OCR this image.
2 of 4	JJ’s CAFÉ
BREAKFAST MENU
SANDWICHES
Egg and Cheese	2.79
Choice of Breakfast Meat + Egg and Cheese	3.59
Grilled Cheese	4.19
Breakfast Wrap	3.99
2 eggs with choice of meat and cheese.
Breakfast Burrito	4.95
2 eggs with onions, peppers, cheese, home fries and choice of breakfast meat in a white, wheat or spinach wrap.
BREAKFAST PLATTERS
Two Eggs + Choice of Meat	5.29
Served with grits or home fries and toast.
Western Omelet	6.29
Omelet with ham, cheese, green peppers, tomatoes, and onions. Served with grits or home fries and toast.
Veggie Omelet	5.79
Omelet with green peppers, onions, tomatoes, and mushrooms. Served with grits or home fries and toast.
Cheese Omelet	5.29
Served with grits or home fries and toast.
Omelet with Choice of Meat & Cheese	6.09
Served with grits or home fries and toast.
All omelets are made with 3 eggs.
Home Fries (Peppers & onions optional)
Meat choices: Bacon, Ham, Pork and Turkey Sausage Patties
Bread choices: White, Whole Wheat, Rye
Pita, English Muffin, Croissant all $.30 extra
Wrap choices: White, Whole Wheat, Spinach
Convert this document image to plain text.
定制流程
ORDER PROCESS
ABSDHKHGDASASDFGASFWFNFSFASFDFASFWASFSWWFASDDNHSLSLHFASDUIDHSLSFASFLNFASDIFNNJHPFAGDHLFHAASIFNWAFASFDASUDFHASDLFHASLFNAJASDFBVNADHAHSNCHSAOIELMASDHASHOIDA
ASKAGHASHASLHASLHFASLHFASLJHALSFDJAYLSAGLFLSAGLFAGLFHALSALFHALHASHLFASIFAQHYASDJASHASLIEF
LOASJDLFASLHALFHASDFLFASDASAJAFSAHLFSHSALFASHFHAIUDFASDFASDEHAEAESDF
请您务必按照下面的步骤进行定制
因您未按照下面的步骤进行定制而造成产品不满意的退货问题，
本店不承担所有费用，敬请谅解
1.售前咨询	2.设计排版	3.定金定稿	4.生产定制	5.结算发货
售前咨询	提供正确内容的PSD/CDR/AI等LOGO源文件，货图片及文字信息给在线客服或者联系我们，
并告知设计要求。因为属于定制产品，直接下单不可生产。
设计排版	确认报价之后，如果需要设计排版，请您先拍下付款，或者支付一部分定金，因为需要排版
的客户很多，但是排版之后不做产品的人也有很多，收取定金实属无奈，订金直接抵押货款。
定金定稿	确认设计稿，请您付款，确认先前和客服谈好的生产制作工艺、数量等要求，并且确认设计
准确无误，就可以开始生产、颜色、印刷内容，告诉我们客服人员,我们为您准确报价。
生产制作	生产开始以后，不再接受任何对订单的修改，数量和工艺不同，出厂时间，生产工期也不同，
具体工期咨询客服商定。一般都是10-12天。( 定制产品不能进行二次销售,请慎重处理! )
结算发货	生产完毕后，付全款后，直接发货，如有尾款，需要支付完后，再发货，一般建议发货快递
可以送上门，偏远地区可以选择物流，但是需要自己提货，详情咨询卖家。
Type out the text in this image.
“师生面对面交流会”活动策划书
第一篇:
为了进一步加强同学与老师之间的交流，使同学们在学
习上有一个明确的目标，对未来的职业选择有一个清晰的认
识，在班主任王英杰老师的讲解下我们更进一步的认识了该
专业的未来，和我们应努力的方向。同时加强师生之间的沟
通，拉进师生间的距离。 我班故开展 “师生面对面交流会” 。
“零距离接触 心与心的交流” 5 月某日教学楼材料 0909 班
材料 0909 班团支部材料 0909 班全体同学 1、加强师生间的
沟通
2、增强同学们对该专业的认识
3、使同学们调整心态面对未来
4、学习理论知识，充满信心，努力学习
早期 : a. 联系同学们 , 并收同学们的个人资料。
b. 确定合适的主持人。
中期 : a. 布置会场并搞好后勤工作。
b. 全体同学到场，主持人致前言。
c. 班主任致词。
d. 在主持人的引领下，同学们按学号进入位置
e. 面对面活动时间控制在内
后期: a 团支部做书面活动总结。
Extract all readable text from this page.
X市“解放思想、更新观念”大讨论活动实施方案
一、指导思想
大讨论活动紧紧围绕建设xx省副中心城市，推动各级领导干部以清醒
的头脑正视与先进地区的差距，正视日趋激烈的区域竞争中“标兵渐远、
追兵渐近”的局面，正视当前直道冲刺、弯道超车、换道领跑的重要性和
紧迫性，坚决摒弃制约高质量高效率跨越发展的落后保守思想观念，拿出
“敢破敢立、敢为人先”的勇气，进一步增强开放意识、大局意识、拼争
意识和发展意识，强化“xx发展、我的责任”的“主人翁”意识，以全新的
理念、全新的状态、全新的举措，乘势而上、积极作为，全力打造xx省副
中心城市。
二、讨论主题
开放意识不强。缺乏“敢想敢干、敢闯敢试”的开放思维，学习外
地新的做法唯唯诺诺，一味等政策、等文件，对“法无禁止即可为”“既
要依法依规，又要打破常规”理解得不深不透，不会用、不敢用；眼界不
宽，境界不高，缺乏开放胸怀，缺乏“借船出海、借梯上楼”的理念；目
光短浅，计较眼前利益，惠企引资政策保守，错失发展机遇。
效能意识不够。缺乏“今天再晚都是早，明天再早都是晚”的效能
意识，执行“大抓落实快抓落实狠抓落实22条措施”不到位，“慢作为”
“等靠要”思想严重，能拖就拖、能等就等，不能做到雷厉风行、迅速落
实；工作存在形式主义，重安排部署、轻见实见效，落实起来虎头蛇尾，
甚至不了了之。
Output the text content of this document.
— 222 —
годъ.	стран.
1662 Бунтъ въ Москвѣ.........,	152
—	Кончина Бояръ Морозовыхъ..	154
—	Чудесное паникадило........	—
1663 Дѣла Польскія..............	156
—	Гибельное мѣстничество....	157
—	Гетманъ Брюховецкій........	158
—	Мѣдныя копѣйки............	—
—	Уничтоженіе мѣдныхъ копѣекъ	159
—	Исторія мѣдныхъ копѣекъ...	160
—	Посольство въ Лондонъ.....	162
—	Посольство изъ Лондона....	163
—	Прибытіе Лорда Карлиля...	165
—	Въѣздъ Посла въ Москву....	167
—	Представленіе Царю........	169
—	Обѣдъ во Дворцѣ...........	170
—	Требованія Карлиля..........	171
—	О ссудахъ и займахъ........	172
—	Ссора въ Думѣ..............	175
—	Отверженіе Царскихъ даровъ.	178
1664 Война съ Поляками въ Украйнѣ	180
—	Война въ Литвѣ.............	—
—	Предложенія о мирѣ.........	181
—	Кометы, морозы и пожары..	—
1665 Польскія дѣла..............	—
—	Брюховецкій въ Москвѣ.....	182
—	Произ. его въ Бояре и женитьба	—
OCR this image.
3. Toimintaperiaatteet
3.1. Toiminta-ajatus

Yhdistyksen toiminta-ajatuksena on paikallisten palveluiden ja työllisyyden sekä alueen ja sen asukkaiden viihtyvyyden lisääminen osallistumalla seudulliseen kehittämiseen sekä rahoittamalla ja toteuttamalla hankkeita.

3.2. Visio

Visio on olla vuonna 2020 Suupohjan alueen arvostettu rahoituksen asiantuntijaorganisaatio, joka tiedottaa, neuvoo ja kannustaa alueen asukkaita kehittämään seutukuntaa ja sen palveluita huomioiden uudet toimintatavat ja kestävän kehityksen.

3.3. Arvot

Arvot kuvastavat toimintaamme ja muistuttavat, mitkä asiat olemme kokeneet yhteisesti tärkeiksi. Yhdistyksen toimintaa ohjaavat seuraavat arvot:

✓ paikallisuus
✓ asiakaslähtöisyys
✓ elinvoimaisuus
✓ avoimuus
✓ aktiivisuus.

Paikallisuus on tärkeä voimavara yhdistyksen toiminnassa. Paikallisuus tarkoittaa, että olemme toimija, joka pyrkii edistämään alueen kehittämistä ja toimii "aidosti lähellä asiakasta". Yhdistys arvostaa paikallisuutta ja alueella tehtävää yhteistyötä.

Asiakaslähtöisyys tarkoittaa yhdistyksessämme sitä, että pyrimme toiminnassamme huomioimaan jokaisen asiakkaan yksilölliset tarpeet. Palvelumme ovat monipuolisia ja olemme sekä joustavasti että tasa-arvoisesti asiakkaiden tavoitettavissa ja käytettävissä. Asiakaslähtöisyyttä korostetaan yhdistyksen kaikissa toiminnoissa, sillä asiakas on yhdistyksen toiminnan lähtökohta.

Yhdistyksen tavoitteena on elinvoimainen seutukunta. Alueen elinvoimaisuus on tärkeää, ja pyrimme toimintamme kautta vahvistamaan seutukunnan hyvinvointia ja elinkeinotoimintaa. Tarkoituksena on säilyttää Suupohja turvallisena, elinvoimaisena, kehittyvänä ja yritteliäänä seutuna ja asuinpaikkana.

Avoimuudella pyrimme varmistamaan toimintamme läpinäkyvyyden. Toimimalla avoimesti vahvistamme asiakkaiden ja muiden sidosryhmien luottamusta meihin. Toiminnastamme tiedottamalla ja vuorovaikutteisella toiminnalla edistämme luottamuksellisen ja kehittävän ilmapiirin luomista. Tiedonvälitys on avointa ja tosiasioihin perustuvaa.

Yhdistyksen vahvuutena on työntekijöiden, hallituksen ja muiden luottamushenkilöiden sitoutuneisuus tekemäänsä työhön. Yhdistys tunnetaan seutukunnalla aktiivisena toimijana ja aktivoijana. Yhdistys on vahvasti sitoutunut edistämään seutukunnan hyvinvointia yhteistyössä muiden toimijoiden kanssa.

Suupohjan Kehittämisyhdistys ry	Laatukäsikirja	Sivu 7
· · · · · · ·
> [Exercise objective] Pick out the lines containing the string "师生面对面交流会" and show them.

> [Response to the exercise]
“师生面对面交流会”活动策划书
通，拉进师生间的距离。 我班故开展 “师生面对面交流会” 。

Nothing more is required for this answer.